All of the records below must be output exactly, with no pictures carried over.

>> Begin Data records

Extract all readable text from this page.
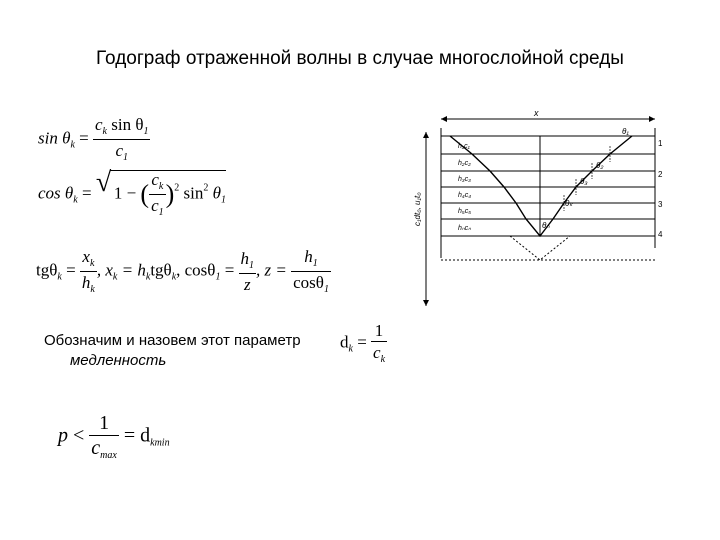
Годограф отраженной волны в случае многослойной среды
$\sin \theta_k = \frac{c_k \sin \theta_1}{c_1}$
$\cos \theta_k$ = √ 1 − ( $\frac{c_k}{c_1} )^2$ $\sin^2 \theta_1$
$tg\theta_k = \frac{x_k}{h_k}$ , $x_k = h_ktg\theta_k$, $\cos\theta_1 = \frac{h_1}{z}$ , $z = \frac{h_1}{\cos\theta_1}$
Обозначим и назовем этот параметр
медленность
$d_k = \frac{1}{c_k}$
$p < \frac{1}{c_{max}} = d_{kmin}$
x
c₁dt₀, u₁t₀
h₁c₁
h₂c₂
h₃c₃
h₄c₄
h₅c₅
hₙcₙ
θ₁
θ₂
θ₃
θₖ
θₙ
1
2
3
4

>> End Data records

Response.
Extract all readable text from this page.
Годограф отраженной волны в случае многослойной среды
$\sin \theta_k = \frac{c_k \sin \theta_1}{c_1}$
$\cos \theta_k$ = √ 1 − ( $\frac{c_k}{c_1} )^2$ $\sin^2 \theta_1$
$tg\theta_k = \frac{x_k}{h_k}$ , $x_k = h_ktg\theta_k$, $\cos\theta_1 = \frac{h_1}{z}$ , $z = \frac{h_1}{\cos\theta_1}$
Обозначим и назовем этот параметр
медленность
$d_k = \frac{1}{c_k}$
$p < \frac{1}{c_{max}} = d_{kmin}$
x
c₁dt₀, u₁t₀
h₁c₁
h₂c₂
h₃c₃
h₄c₄
h₅c₅
hₙcₙ
θ₁
θ₂
θ₃
θₖ
θₙ
1
2
3
4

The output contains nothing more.